▶ Task inputs:
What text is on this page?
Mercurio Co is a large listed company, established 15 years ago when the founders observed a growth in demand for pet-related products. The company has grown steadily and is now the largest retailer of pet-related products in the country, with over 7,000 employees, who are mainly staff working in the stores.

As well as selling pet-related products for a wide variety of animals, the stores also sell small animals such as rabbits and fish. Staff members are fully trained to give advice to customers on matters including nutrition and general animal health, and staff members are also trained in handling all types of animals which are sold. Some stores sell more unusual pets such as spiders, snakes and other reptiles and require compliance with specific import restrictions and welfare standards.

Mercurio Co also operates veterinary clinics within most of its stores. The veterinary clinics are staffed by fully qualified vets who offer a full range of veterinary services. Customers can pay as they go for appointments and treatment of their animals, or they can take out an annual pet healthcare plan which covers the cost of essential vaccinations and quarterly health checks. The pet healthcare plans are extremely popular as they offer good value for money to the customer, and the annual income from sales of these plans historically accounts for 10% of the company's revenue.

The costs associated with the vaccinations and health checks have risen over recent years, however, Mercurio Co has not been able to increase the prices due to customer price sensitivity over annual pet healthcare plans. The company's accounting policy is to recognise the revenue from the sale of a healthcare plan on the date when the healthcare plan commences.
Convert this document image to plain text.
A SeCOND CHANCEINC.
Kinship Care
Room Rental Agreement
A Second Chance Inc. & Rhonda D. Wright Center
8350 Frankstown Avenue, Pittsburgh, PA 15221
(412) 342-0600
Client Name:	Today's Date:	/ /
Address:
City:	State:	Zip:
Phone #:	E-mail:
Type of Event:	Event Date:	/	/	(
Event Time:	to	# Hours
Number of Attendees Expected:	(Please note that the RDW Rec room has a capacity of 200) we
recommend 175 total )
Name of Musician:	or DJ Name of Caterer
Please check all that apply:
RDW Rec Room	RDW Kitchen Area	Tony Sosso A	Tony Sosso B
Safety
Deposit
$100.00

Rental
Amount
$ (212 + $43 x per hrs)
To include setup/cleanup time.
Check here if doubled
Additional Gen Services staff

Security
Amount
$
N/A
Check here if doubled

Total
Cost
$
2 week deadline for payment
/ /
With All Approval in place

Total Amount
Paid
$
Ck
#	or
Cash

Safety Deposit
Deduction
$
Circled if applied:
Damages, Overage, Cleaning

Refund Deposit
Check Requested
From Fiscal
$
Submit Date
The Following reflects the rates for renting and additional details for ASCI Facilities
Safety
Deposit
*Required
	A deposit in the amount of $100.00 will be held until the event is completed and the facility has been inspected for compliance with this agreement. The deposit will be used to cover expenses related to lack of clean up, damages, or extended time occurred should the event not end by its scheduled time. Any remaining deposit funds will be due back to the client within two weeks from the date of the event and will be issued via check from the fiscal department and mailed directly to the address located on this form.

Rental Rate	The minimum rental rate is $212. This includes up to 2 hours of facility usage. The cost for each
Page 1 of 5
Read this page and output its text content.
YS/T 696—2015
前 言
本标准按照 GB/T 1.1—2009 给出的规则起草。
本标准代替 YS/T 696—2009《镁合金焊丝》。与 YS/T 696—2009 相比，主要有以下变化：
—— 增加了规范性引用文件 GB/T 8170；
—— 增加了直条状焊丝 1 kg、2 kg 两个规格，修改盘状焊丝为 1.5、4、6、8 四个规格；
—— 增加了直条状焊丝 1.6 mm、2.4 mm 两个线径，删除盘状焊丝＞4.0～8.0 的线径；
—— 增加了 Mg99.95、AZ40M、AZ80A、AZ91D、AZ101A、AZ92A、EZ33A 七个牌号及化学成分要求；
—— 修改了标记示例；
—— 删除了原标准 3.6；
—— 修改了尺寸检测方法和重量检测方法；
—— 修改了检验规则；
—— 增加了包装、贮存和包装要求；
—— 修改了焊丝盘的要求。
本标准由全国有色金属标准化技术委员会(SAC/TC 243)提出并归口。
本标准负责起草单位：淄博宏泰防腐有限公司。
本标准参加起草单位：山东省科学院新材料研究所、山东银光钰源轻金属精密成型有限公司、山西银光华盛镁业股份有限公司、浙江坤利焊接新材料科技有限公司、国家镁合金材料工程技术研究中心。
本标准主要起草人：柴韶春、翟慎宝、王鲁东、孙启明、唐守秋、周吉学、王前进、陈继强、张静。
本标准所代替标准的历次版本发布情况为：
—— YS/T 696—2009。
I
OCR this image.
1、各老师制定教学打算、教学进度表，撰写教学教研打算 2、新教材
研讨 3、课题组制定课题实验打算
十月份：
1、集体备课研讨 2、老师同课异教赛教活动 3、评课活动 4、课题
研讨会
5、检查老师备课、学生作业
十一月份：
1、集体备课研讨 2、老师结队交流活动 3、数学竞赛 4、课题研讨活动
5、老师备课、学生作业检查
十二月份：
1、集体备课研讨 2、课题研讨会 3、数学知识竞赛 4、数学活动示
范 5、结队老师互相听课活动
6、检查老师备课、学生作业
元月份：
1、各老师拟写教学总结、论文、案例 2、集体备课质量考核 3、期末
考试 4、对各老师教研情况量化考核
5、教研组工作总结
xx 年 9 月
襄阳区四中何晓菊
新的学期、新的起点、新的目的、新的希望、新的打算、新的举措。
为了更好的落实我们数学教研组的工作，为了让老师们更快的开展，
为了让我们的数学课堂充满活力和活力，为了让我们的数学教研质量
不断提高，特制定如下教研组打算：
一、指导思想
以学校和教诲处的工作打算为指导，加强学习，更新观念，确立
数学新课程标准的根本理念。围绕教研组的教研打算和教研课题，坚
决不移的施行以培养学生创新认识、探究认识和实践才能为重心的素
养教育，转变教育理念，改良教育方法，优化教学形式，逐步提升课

▶ Written problem: Among the lines of the material, find those that hold the word "stores" and copy them.

▶ Answer to the exercise:
Mercurio Co is a large listed company, established 15 years ago when the founders observed a growth in demand for pet-related products. The company has grown steadily and is now the largest retailer of pet-related products in the country, with over 7,000 employees, who are mainly staff working in the stores.
As well as selling pet-related products for a wide variety of animals, the stores also sell small animals such as rabbits and fish. Staff members are fully trained to give advice to customers on matters including nutrition and general animal health, and staff members are also trained in handling all types of animals which are sold. Some stores sell more unusual pets such as spiders, snakes and other reptiles and require compliance with specific import restrictions and welfare standards.
Mercurio Co also operates veterinary clinics within most of its stores. The veterinary clinics are staffed by fully qualified vets who offer a full range of veterinary services. Customers can pay as they go for appointments and treatment of their animals, or they can take out an annual pet healthcare plan which covers the cost of essential vaccinations and quarterly health checks. The pet healthcare plans are extremely popular as they offer good value for money to the customer, and the annual income from sales of these plans historically accounts for 10% of the company's revenue.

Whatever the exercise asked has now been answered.